#### REQUIREMENT
List every line of the items below that contains the string "hero".

#### EXERCISE MATERIALS

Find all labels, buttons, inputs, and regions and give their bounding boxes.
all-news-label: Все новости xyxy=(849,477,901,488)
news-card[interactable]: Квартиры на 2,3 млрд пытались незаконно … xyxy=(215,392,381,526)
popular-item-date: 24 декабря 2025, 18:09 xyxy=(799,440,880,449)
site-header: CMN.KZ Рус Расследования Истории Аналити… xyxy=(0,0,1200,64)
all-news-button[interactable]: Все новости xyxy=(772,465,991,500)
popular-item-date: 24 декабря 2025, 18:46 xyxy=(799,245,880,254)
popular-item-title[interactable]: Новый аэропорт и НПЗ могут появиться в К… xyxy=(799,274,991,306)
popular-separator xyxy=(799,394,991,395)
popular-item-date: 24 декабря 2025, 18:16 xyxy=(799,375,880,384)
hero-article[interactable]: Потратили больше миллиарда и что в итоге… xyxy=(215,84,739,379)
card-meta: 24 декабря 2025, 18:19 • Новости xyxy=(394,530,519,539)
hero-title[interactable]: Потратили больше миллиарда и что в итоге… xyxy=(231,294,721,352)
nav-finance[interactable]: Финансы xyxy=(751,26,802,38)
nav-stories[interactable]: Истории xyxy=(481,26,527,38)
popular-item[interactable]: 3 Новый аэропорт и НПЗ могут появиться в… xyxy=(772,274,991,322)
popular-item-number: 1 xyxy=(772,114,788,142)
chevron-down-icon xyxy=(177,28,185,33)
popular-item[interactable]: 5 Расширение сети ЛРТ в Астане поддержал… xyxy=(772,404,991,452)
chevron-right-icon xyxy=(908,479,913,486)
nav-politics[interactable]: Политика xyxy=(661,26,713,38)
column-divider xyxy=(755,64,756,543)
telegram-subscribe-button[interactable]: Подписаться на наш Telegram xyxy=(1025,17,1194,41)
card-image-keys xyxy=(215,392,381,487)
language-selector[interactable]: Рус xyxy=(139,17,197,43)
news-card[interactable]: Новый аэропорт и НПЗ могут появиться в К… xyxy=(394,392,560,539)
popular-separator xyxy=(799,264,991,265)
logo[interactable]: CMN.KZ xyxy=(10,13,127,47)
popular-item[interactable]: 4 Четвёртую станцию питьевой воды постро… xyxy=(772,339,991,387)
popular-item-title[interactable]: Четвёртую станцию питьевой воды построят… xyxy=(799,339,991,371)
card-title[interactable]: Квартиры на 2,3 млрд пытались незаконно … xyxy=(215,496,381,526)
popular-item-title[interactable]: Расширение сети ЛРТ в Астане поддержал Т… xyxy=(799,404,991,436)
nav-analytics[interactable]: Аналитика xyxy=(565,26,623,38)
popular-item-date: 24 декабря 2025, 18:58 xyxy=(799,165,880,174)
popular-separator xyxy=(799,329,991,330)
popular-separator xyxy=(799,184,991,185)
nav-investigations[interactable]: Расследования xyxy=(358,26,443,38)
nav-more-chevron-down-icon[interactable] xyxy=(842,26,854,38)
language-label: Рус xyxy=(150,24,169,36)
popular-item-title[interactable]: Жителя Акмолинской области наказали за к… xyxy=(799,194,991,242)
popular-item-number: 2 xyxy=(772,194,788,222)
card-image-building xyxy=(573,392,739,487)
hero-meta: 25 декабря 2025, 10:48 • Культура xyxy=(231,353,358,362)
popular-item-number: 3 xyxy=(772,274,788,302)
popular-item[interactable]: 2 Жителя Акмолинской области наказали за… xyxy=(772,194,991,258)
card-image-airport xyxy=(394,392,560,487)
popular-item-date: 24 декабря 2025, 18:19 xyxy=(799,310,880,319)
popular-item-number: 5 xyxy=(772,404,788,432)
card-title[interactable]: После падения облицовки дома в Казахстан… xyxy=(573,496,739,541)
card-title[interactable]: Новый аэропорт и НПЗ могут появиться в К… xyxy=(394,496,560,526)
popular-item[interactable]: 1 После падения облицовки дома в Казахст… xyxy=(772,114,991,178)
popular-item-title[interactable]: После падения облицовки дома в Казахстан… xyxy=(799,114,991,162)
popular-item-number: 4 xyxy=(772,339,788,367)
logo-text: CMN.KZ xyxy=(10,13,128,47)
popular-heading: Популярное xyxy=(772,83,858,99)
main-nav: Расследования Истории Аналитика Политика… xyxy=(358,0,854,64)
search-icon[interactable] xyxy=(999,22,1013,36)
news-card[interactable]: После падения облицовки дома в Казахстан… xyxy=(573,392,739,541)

#### REPLY
hero-article[interactable]: Потратили больше миллиарда и что в итоге… xyxy=(215,84,739,379)
hero-title[interactable]: Потратили больше миллиарда и что в итоге… xyxy=(231,294,721,352)
hero-meta: 25 декабря 2025, 10:48 • Культура xyxy=(231,353,358,362)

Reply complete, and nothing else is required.